§ Stored items from a collection:
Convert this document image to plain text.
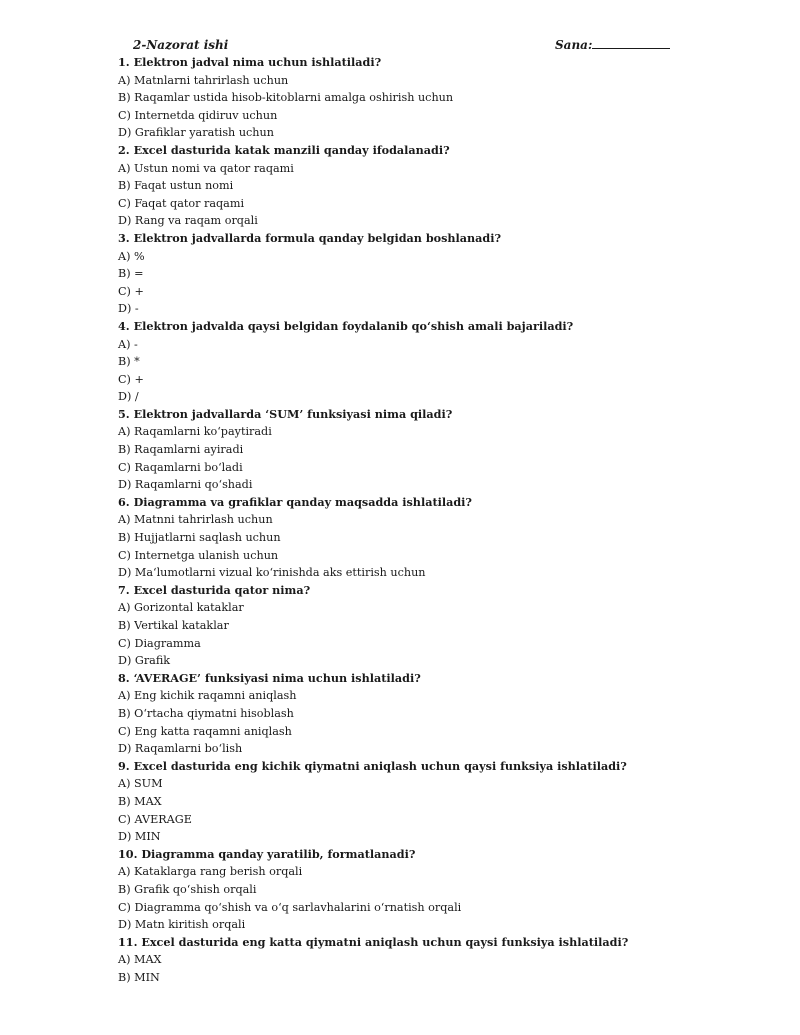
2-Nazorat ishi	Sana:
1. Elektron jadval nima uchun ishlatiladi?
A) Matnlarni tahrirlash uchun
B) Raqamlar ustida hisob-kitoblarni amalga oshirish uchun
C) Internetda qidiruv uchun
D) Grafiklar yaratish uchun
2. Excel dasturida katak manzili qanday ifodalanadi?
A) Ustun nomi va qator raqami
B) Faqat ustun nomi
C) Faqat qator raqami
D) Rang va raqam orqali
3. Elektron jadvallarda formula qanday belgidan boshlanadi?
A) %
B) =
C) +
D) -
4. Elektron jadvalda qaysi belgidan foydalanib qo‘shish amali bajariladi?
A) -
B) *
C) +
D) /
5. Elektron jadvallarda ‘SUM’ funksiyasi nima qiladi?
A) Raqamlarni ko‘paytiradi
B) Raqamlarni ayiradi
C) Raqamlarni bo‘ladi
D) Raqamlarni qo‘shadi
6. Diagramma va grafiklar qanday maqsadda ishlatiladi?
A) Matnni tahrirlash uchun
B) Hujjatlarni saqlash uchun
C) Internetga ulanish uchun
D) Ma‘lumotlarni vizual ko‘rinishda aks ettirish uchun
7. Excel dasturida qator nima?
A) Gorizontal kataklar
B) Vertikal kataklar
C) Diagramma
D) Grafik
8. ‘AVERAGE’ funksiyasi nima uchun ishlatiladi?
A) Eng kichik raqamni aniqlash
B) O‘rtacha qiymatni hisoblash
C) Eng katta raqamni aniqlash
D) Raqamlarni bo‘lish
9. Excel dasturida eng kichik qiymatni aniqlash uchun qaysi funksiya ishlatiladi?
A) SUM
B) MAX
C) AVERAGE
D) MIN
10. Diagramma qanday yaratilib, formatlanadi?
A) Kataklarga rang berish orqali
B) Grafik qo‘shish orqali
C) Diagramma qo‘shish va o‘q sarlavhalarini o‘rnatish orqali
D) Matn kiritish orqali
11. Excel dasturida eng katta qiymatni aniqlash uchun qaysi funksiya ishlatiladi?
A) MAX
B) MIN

§ Task: Find every line that holds "kichik" and copy it.

§ Final result:
A) Eng kichik raqamni aniqlash
9. Excel dasturida eng kichik qiymatni aniqlash uchun qaysi funksiya ishlatiladi?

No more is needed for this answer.